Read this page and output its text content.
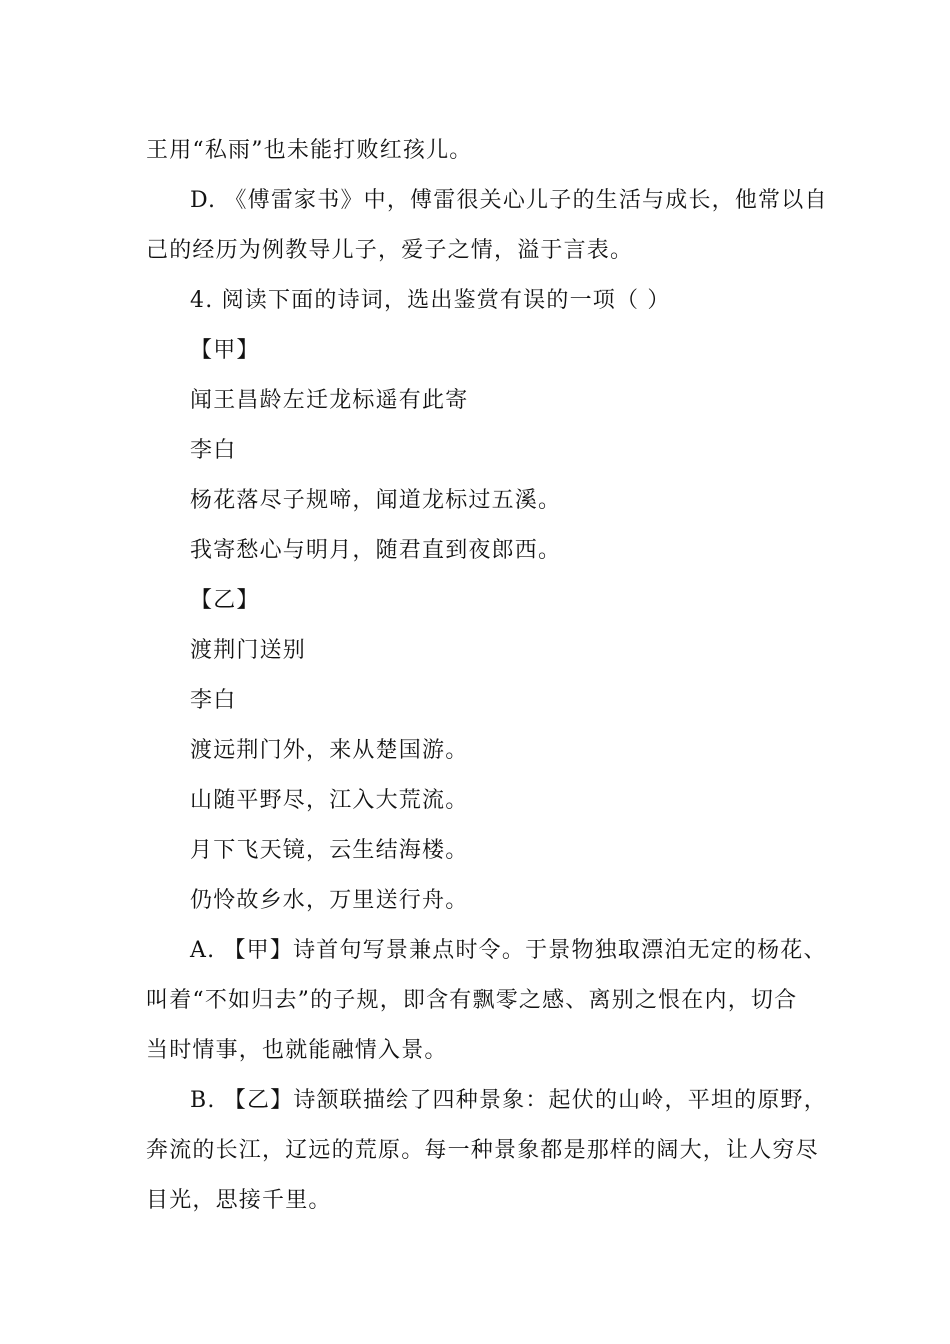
王用“私雨”也未能打败红孩儿。
D. 《傅雷家书》中，傅雷很关心儿子的生活与成长，他常以自
己的经历为例教导儿子，爱子之情，溢于言表。
4. 阅读下面的诗词，选出鉴赏有误的一项（ ）
【甲】
闻王昌龄左迁龙标遥有此寄
李白
杨花落尽子规啼，闻道龙标过五溪。
我寄愁心与明月，随君直到夜郎西。
【乙】
渡荆门送别
李白
渡远荆门外，来从楚国游。
山随平野尽，江入大荒流。
月下飞天镜，云生结海楼。
仍怜故乡水，万里送行舟。
A. 【甲】诗首句写景兼点时令。于景物独取漂泊无定的杨花、
叫着“不如归去”的子规，即含有飘零之感、离别之恨在内，切合
当时情事，也就能融情入景。
B. 【乙】诗颔联描绘了四种景象：起伏的山岭，平坦的原野，
奔流的长江，辽远的荒原。每一种景象都是那样的阔大，让人穷尽
目光，思接千里。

SET PROBLEM:
Retype the whole listing, keeping every line identical and omitting all pictures.

TASK RESPONSE:
Read this page and output its text content.
王用“私雨”也未能打败红孩儿。
D. 《傅雷家书》中，傅雷很关心儿子的生活与成长，他常以自
己的经历为例教导儿子，爱子之情，溢于言表。
4. 阅读下面的诗词，选出鉴赏有误的一项（ ）
【甲】
闻王昌龄左迁龙标遥有此寄
李白
杨花落尽子规啼，闻道龙标过五溪。
我寄愁心与明月，随君直到夜郎西。
【乙】
渡荆门送别
李白
渡远荆门外，来从楚国游。
山随平野尽，江入大荒流。
月下飞天镜，云生结海楼。
仍怜故乡水，万里送行舟。
A. 【甲】诗首句写景兼点时令。于景物独取漂泊无定的杨花、
叫着“不如归去”的子规，即含有飘零之感、离别之恨在内，切合
当时情事，也就能融情入景。
B. 【乙】诗颔联描绘了四种景象：起伏的山岭，平坦的原野，
奔流的长江，辽远的荒原。每一种景象都是那样的阔大，让人穷尽
目光，思接千里。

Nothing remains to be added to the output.